▶ _Dataset entries_
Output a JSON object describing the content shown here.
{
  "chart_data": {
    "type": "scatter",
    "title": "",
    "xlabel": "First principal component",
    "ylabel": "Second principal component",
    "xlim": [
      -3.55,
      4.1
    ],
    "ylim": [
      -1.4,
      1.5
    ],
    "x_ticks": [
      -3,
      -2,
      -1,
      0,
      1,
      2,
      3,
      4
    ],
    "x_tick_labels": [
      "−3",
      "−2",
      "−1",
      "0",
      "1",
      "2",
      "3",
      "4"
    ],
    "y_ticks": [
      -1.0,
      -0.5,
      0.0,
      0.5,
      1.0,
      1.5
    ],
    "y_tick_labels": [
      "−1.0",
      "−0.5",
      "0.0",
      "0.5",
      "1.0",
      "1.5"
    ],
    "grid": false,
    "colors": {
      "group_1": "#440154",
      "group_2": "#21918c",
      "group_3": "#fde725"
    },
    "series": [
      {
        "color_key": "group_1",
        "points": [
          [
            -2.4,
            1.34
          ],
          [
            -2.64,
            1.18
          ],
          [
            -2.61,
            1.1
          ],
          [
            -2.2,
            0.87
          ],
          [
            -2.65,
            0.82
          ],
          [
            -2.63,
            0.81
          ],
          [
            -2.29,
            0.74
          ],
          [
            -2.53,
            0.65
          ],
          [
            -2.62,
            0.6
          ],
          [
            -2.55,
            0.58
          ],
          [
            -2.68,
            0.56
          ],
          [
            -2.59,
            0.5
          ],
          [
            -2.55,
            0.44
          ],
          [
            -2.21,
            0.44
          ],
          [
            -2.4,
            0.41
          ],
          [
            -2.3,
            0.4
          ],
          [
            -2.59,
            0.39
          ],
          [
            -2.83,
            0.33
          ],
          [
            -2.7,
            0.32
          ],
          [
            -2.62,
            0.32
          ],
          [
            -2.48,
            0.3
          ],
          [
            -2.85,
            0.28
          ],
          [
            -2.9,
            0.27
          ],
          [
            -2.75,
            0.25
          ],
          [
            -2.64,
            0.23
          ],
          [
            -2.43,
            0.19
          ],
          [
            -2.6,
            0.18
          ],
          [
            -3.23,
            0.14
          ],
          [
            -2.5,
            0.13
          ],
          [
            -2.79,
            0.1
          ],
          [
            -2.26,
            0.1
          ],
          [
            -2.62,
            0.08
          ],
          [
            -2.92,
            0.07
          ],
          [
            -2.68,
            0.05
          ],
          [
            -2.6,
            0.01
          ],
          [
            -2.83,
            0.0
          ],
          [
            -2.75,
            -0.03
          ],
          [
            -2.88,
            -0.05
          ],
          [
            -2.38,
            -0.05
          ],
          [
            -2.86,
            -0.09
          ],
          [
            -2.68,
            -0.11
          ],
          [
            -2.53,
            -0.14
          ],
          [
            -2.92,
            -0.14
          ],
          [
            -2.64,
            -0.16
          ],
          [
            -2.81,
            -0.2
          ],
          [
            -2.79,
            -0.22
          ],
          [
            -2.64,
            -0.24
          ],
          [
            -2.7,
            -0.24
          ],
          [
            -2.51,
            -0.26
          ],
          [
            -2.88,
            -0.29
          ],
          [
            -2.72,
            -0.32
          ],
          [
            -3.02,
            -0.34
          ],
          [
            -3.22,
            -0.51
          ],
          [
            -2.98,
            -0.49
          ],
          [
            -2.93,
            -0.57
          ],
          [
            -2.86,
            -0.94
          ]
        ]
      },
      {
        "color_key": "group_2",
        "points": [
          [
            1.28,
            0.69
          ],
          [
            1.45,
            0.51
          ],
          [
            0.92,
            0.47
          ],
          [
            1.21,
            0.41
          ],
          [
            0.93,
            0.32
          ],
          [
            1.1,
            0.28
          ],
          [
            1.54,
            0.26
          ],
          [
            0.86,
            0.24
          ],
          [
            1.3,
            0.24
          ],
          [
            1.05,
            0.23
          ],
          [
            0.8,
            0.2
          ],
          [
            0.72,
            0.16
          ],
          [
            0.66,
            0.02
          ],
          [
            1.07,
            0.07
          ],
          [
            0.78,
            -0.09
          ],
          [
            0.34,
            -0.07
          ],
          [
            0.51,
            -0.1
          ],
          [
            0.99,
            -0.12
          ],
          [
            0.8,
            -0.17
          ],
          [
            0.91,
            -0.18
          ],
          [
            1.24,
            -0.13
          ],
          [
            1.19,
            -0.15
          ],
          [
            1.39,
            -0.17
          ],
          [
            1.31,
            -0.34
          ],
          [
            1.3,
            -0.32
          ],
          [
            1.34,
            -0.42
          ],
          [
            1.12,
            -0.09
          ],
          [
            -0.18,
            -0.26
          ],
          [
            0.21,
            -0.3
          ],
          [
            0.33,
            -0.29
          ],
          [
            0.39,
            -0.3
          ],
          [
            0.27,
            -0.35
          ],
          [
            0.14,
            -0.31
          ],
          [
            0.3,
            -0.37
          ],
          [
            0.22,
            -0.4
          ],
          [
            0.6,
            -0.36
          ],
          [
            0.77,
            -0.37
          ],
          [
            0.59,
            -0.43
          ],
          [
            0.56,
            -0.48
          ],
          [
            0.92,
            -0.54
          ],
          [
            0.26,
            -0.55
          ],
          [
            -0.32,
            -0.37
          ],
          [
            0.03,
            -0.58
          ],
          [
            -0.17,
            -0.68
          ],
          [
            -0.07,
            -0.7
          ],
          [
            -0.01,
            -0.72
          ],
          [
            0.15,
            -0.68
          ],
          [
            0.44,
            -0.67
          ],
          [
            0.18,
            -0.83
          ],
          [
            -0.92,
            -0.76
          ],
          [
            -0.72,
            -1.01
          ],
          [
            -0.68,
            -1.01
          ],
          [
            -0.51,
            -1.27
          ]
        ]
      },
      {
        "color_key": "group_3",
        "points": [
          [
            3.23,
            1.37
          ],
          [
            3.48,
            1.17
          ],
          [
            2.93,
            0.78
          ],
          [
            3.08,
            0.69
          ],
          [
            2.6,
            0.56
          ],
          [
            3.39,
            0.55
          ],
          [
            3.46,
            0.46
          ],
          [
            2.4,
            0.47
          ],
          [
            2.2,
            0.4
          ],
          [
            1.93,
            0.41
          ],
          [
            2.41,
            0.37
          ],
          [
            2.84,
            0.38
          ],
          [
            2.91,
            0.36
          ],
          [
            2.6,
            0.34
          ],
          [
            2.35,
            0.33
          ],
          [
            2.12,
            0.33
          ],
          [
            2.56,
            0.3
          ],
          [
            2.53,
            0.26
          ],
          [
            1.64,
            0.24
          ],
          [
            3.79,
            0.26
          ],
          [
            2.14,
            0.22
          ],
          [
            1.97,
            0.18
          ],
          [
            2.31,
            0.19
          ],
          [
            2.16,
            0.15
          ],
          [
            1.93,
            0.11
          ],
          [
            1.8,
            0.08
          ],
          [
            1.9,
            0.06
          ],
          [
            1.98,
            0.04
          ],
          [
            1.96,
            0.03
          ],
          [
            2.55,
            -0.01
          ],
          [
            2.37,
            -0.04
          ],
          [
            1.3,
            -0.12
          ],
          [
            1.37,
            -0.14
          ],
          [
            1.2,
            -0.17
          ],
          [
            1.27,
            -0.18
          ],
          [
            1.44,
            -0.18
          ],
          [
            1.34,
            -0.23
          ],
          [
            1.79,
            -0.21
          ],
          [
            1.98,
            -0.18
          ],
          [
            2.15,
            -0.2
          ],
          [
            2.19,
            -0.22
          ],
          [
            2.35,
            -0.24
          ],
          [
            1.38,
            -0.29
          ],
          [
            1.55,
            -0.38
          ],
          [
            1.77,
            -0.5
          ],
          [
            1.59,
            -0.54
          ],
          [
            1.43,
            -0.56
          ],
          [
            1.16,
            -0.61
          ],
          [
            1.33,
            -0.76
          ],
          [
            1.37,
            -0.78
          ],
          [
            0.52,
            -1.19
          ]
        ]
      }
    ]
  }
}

▶ _WORK TO DO_
Extract every line containing the string "component" from the material.

▶ _TASK RESULT_
    "xlabel": "First principal component",
    "ylabel": "Second principal component",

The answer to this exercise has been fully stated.